### Requirements
All of the records listed below should be retyped exactly.

↓

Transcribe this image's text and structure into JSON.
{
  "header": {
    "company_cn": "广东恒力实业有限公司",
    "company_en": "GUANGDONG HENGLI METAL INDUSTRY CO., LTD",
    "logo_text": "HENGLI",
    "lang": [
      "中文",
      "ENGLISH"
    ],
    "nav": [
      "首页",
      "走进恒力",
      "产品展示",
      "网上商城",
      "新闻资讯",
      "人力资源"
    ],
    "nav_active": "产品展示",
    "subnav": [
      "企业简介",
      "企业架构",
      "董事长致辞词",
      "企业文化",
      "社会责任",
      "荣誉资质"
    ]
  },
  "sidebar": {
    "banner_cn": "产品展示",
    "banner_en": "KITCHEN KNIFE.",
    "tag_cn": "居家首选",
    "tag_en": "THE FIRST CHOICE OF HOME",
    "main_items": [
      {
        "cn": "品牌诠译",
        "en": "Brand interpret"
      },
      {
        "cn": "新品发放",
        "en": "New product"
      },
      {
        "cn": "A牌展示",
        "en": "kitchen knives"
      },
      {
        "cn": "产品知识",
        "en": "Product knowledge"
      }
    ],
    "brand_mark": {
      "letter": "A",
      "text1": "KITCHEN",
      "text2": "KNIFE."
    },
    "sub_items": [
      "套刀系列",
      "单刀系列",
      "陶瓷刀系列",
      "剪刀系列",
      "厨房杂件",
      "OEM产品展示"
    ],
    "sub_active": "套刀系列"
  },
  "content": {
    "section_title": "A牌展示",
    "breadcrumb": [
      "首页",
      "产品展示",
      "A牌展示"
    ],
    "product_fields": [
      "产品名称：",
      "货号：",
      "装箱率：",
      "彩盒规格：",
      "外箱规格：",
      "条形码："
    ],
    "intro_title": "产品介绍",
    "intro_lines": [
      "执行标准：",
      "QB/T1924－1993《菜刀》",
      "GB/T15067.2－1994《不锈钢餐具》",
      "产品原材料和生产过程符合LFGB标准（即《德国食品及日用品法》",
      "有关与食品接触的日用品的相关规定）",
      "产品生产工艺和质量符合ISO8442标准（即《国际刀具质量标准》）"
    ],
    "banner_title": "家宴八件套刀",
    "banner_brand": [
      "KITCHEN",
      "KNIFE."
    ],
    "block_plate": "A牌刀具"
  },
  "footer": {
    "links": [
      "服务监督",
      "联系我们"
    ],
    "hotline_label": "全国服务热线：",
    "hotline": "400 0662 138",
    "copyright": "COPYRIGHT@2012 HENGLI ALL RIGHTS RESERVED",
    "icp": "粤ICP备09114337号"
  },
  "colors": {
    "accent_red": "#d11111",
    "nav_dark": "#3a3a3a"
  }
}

↑

### Exercise result
Transcribe this image's text and structure into JSON.
{
  "header": {
    "company_cn": "广东恒力实业有限公司",
    "company_en": "GUANGDONG HENGLI METAL INDUSTRY CO., LTD",
    "logo_text": "HENGLI",
    "lang": [
      "中文",
      "ENGLISH"
    ],
    "nav": [
      "首页",
      "走进恒力",
      "产品展示",
      "网上商城",
      "新闻资讯",
      "人力资源"
    ],
    "nav_active": "产品展示",
    "subnav": [
      "企业简介",
      "企业架构",
      "董事长致辞词",
      "企业文化",
      "社会责任",
      "荣誉资质"
    ]
  },
  "sidebar": {
    "banner_cn": "产品展示",
    "banner_en": "KITCHEN KNIFE.",
    "tag_cn": "居家首选",
    "tag_en": "THE FIRST CHOICE OF HOME",
    "main_items": [
      {
        "cn": "品牌诠译",
        "en": "Brand interpret"
      },
      {
        "cn": "新品发放",
        "en": "New product"
      },
      {
        "cn": "A牌展示",
        "en": "kitchen knives"
      },
      {
        "cn": "产品知识",
        "en": "Product knowledge"
      }
    ],
    "brand_mark": {
      "letter": "A",
      "text1": "KITCHEN",
      "text2": "KNIFE."
    },
    "sub_items": [
      "套刀系列",
      "单刀系列",
      "陶瓷刀系列",
      "剪刀系列",
      "厨房杂件",
      "OEM产品展示"
    ],
    "sub_active": "套刀系列"
  },
  "content": {
    "section_title": "A牌展示",
    "breadcrumb": [
      "首页",
      "产品展示",
      "A牌展示"
    ],
    "product_fields": [
      "产品名称：",
      "货号：",
      "装箱率：",
      "彩盒规格：",
      "外箱规格：",
      "条形码："
    ],
    "intro_title": "产品介绍",
    "intro_lines": [
      "执行标准：",
      "QB/T1924－1993《菜刀》",
      "GB/T15067.2－1994《不锈钢餐具》",
      "产品原材料和生产过程符合LFGB标准（即《德国食品及日用品法》",
      "有关与食品接触的日用品的相关规定）",
      "产品生产工艺和质量符合ISO8442标准（即《国际刀具质量标准》）"
    ],
    "banner_title": "家宴八件套刀",
    "banner_brand": [
      "KITCHEN",
      "KNIFE."
    ],
    "block_plate": "A牌刀具"
  },
  "footer": {
    "links": [
      "服务监督",
      "联系我们"
    ],
    "hotline_label": "全国服务热线：",
    "hotline": "400 0662 138",
    "copyright": "COPYRIGHT@2012 HENGLI ALL RIGHTS RESERVED",
    "icp": "粤ICP备09114337号"
  },
  "colors": {
    "accent_red": "#d11111",
    "nav_dark": "#3a3a3a"
  }
}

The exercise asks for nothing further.